■ **Tekst źródłowy**
>>>>>

Przejdź do głównej zawartości

Rzeczywista reforma wymiaru sprawiedliwości powinna rozpocząć się od rozliczenia błędów przeszłości - #puszkapandory - komentuje Ryszard Bogucki

Herby, 19.08.2019 r.


Nauczyłem się dystansować od spraw bezpośrednio mnie dotyczących, natomiast jestem całkowicie bezbronny emocjonalnie wobec krzywdy spotykającej innych…
Są rzeczy i sprawy, które zwyczajnie odbierają mi dech w piersiach – zaniemówiłem… - obserwując w jak bardzo okrutny sposób Prokuratura Krajowa potraktowała pana Arkadiusza Kraskę i jego bliskich.
Nawet mnie… jest trudno wyobrazić sobie skalę krzywdy wyrządzonej Panu Arkadiuszowi Krasce. Najpierw po 19 latach oczekiwań i walki o prawo do uczciwego i rzetelnego procesu decyzją Prokuratury Regionalnej w Szczecinie przywrócono mu wiarę w sprawiedliwość, następnie dano mu namiastkę normalnego życia w gronie osób mu bliskich, aby po niespełna trzech miesiącach postanowieniem Prokuratury Krajowej zabrać mu wszystko… dosłownie wszystko… bliskich, życie, nadzieję i wiarę w to, że aparat państwa polskiego może działać obiektywnie, rzetelnie i sprawiedliwie.
W publicznych komentarzach „ekspertów” pojawiają się stwierdzenia o skandalicznej schizofrenii prokuratury, jako instytucji stojącej na straży przestrzegania państwa prawa oraz, że w sprawę pana Arkadiusza Kraski wkradła się polityka…
No to może warto przypomnieć tym wszystkim, którzy już zapomnieli…. W latach 2000-2001 ministrem sprawiedliwości był Lech Kaczyński. W archiwalnych publikacjach z tego okresu wielokrotnie stawiano zarzuty jako ówczesnemu ministrowi sprawiedliwości o ręczne sterowanie prokuraturą, bezpośrednie ingerencje w prowadzone śledztwa oraz o przekraczanie granic tego, co w demokratycznym państwie prawa jest prawem dopuszczalne w zakresie gromadzenia dowodów i przestrzegania procedur.
Był szeryf... jeden, nieomylny i sprawiedliwy, na sztandarach niesiono Prawo i Sprawiedliwość w walce z mafiami powiązanymi ze skorumpowanymi politykami i służbami specjalnymi patologicznie funkcjonującego państwa:
Warszawa – grupa pruszkowska i wołomińska
Szczecin – grupa „Oczki”

<<<<<

■ **Sekcja danych**

>>>>>

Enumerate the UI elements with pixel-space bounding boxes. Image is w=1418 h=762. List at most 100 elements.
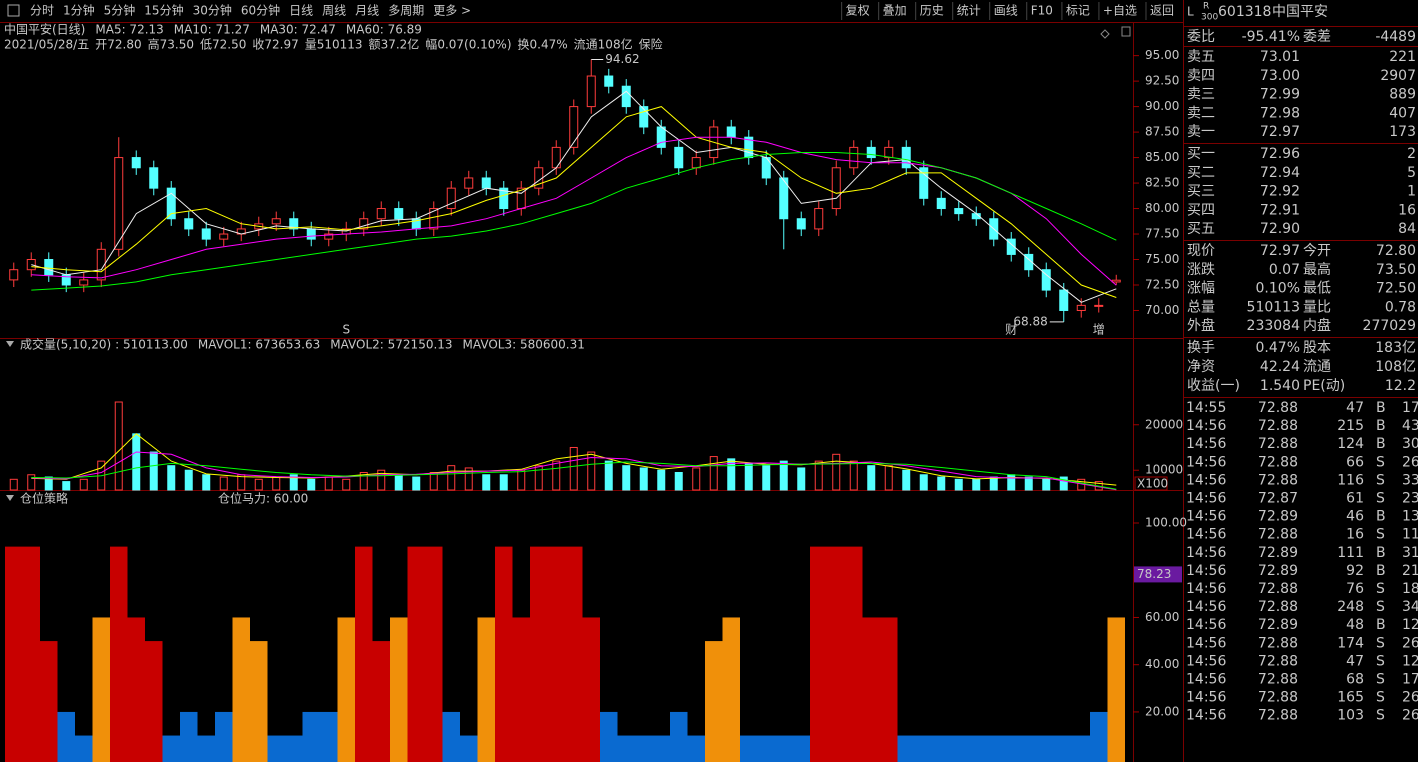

<<<<<

■ **Zestaw zadań**
(a) Kto według tekstu o sprawie Arkadiusza Kraski był ministrem sprawiedliwości w latach 2000–2001?
(b) Przepisz dokładnie fragment tekstu o sprawie Arkadiusza Kraski. Zacznij od słów "Rzeczywista reforma wymiaru", a skończ po słowach "Herby, 19.08.2019 r.".
Dane nie mają związku z tekstem.

■ **Odpowiedzi wzorcowe**
(a) Lech Kaczyński.

(b)
Rzeczywista reforma wymiaru sprawiedliwości powinna rozpocząć się od rozliczenia błędów przeszłości - #puszkapandory - komentuje Ryszard Bogucki

Herby, 19.08.2019 r.